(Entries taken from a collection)
════════
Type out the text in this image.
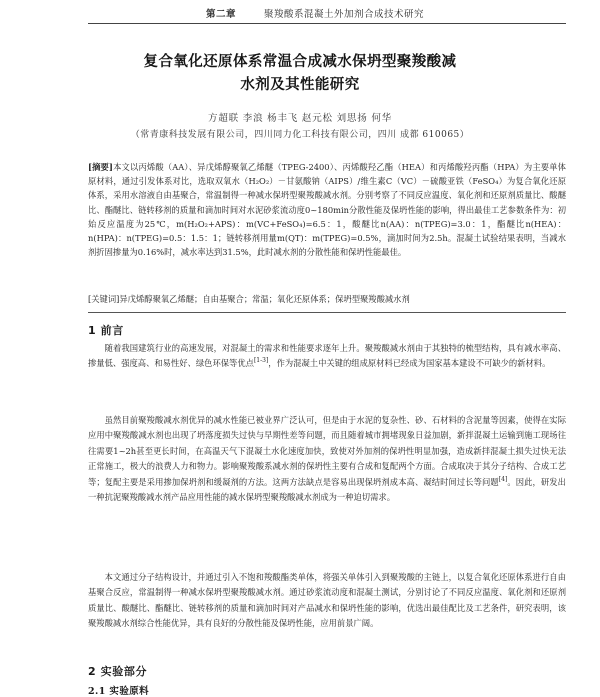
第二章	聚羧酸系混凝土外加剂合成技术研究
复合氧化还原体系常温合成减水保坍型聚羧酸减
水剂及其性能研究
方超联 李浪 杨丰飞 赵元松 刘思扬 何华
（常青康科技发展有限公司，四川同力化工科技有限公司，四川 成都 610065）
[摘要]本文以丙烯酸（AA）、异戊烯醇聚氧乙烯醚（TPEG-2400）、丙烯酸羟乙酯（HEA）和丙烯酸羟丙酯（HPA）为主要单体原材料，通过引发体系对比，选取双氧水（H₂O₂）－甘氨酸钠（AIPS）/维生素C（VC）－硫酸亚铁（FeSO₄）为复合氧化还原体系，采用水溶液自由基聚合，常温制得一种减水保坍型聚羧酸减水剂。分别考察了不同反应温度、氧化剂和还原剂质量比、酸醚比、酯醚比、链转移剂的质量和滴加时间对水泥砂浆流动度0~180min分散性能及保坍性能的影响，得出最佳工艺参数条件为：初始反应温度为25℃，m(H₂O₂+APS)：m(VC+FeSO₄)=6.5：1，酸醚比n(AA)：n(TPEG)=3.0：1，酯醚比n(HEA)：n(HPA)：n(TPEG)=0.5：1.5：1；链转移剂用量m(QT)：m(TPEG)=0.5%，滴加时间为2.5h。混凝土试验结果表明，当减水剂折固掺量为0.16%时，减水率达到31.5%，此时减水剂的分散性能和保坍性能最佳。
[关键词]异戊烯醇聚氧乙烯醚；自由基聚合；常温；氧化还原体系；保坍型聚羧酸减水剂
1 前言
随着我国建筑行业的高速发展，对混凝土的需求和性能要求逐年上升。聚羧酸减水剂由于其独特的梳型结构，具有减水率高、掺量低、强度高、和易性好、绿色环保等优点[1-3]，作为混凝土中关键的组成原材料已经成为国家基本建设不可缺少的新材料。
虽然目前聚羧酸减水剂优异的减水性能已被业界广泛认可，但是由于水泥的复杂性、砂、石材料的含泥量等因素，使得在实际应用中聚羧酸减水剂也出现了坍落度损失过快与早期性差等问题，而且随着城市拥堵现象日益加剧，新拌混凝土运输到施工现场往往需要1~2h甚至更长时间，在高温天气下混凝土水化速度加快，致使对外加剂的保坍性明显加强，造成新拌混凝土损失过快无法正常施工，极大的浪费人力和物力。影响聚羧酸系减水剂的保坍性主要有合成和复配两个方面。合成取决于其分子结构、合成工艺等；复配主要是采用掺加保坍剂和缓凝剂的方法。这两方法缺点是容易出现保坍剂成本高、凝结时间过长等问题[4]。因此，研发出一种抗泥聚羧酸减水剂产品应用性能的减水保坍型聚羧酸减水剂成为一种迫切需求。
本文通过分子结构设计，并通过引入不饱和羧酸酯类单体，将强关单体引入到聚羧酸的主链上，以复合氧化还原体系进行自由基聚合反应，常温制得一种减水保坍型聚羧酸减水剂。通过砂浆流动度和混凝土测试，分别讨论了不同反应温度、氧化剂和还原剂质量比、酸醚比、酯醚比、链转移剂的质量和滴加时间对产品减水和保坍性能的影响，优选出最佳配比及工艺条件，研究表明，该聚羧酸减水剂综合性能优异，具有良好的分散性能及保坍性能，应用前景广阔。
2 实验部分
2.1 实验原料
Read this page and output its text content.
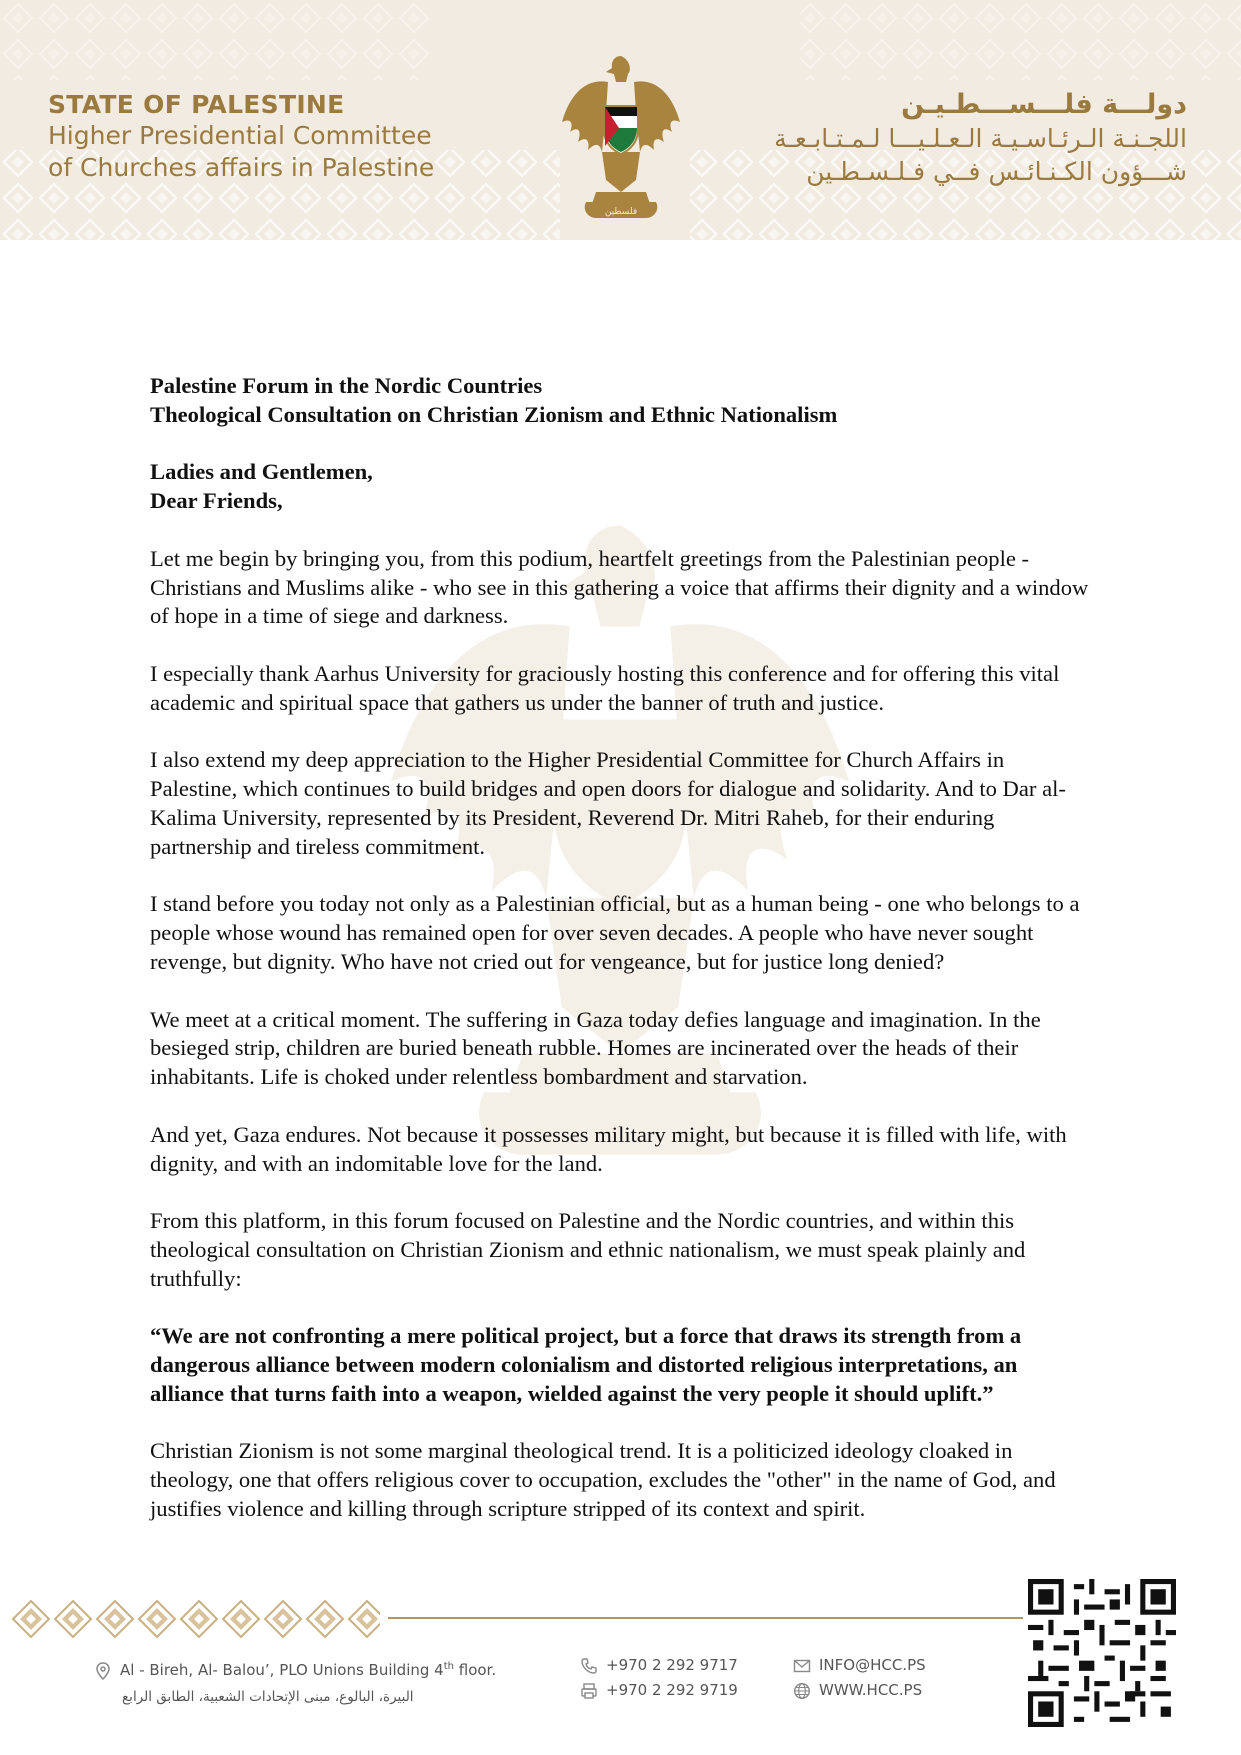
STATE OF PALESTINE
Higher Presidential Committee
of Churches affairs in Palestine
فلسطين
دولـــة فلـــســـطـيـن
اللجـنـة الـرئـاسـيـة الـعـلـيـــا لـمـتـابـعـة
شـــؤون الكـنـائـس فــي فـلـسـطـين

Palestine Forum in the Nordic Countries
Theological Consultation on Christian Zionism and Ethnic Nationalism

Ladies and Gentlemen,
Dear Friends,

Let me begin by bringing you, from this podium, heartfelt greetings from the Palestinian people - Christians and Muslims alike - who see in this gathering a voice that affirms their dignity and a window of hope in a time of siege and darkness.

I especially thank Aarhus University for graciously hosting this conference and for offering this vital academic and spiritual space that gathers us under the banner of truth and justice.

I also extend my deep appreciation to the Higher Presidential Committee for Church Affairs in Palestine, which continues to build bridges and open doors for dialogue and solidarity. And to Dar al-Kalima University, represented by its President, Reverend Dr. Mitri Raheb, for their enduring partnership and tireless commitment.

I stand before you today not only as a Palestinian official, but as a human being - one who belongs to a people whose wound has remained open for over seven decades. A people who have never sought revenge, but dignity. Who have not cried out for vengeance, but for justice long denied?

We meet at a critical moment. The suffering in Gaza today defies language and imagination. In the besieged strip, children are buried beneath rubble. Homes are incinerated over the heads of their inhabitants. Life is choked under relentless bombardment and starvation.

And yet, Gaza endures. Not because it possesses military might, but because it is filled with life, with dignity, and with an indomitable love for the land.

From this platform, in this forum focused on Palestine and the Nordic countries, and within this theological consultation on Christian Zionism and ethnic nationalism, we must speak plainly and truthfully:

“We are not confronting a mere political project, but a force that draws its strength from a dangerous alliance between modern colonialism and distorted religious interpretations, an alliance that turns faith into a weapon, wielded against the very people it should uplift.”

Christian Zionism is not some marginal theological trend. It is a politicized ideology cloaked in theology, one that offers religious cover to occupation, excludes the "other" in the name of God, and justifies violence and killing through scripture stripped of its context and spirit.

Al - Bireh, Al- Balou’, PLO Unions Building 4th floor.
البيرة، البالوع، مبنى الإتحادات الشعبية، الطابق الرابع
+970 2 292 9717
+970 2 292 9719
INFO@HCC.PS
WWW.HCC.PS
════════
* **Written problem**
Give the data above again in full and unchanged, skipping the pictures.

* **Result of the task**
Type out the text in this image.
第二章	聚羧酸系混凝土外加剂合成技术研究
复合氧化还原体系常温合成减水保坍型聚羧酸减
水剂及其性能研究
方超联 李浪 杨丰飞 赵元松 刘思扬 何华
（常青康科技发展有限公司，四川同力化工科技有限公司，四川 成都 610065）
[摘要]本文以丙烯酸（AA）、异戊烯醇聚氧乙烯醚（TPEG-2400）、丙烯酸羟乙酯（HEA）和丙烯酸羟丙酯（HPA）为主要单体原材料，通过引发体系对比，选取双氧水（H₂O₂）－甘氨酸钠（AIPS）/维生素C（VC）－硫酸亚铁（FeSO₄）为复合氧化还原体系，采用水溶液自由基聚合，常温制得一种减水保坍型聚羧酸减水剂。分别考察了不同反应温度、氧化剂和还原剂质量比、酸醚比、酯醚比、链转移剂的质量和滴加时间对水泥砂浆流动度0~180min分散性能及保坍性能的影响，得出最佳工艺参数条件为：初始反应温度为25℃，m(H₂O₂+APS)：m(VC+FeSO₄)=6.5：1，酸醚比n(AA)：n(TPEG)=3.0：1，酯醚比n(HEA)：n(HPA)：n(TPEG)=0.5：1.5：1；链转移剂用量m(QT)：m(TPEG)=0.5%，滴加时间为2.5h。混凝土试验结果表明，当减水剂折固掺量为0.16%时，减水率达到31.5%，此时减水剂的分散性能和保坍性能最佳。
[关键词]异戊烯醇聚氧乙烯醚；自由基聚合；常温；氧化还原体系；保坍型聚羧酸减水剂
1 前言
随着我国建筑行业的高速发展，对混凝土的需求和性能要求逐年上升。聚羧酸减水剂由于其独特的梳型结构，具有减水率高、掺量低、强度高、和易性好、绿色环保等优点[1-3]，作为混凝土中关键的组成原材料已经成为国家基本建设不可缺少的新材料。
虽然目前聚羧酸减水剂优异的减水性能已被业界广泛认可，但是由于水泥的复杂性、砂、石材料的含泥量等因素，使得在实际应用中聚羧酸减水剂也出现了坍落度损失过快与早期性差等问题，而且随着城市拥堵现象日益加剧，新拌混凝土运输到施工现场往往需要1~2h甚至更长时间，在高温天气下混凝土水化速度加快，致使对外加剂的保坍性明显加强，造成新拌混凝土损失过快无法正常施工，极大的浪费人力和物力。影响聚羧酸系减水剂的保坍性主要有合成和复配两个方面。合成取决于其分子结构、合成工艺等；复配主要是采用掺加保坍剂和缓凝剂的方法。这两方法缺点是容易出现保坍剂成本高、凝结时间过长等问题[4]。因此，研发出一种抗泥聚羧酸减水剂产品应用性能的减水保坍型聚羧酸减水剂成为一种迫切需求。
本文通过分子结构设计，并通过引入不饱和羧酸酯类单体，将强关单体引入到聚羧酸的主链上，以复合氧化还原体系进行自由基聚合反应，常温制得一种减水保坍型聚羧酸减水剂。通过砂浆流动度和混凝土测试，分别讨论了不同反应温度、氧化剂和还原剂质量比、酸醚比、酯醚比、链转移剂的质量和滴加时间对产品减水和保坍性能的影响，优选出最佳配比及工艺条件，研究表明，该聚羧酸减水剂综合性能优异，具有良好的分散性能及保坍性能，应用前景广阔。
2 实验部分
2.1 实验原料
Read this page and output its text content.
STATE OF PALESTINE
Higher Presidential Committee
of Churches affairs in Palestine
فلسطين
دولـــة فلـــســـطـيـن
اللجـنـة الـرئـاسـيـة الـعـلـيـــا لـمـتـابـعـة
شـــؤون الكـنـائـس فــي فـلـسـطـين

Palestine Forum in the Nordic Countries
Theological Consultation on Christian Zionism and Ethnic Nationalism

Ladies and Gentlemen,
Dear Friends,

Let me begin by bringing you, from this podium, heartfelt greetings from the Palestinian people - Christians and Muslims alike - who see in this gathering a voice that affirms their dignity and a window of hope in a time of siege and darkness.

I especially thank Aarhus University for graciously hosting this conference and for offering this vital academic and spiritual space that gathers us under the banner of truth and justice.

I also extend my deep appreciation to the Higher Presidential Committee for Church Affairs in Palestine, which continues to build bridges and open doors for dialogue and solidarity. And to Dar al-Kalima University, represented by its President, Reverend Dr. Mitri Raheb, for their enduring partnership and tireless commitment.

I stand before you today not only as a Palestinian official, but as a human being - one who belongs to a people whose wound has remained open for over seven decades. A people who have never sought revenge, but dignity. Who have not cried out for vengeance, but for justice long denied?

We meet at a critical moment. The suffering in Gaza today defies language and imagination. In the besieged strip, children are buried beneath rubble. Homes are incinerated over the heads of their inhabitants. Life is choked under relentless bombardment and starvation.

And yet, Gaza endures. Not because it possesses military might, but because it is filled with life, with dignity, and with an indomitable love for the land.

From this platform, in this forum focused on Palestine and the Nordic countries, and within this theological consultation on Christian Zionism and ethnic nationalism, we must speak plainly and truthfully:

“We are not confronting a mere political project, but a force that draws its strength from a dangerous alliance between modern colonialism and distorted religious interpretations, an alliance that turns faith into a weapon, wielded against the very people it should uplift.”

Christian Zionism is not some marginal theological trend. It is a politicized ideology cloaked in theology, one that offers religious cover to occupation, excludes the "other" in the name of God, and justifies violence and killing through scripture stripped of its context and spirit.

Al - Bireh, Al- Balou’, PLO Unions Building 4th floor.
البيرة، البالوع، مبنى الإتحادات الشعبية، الطابق الرابع
+970 2 292 9717
+970 2 292 9719
INFO@HCC.PS
WWW.HCC.PS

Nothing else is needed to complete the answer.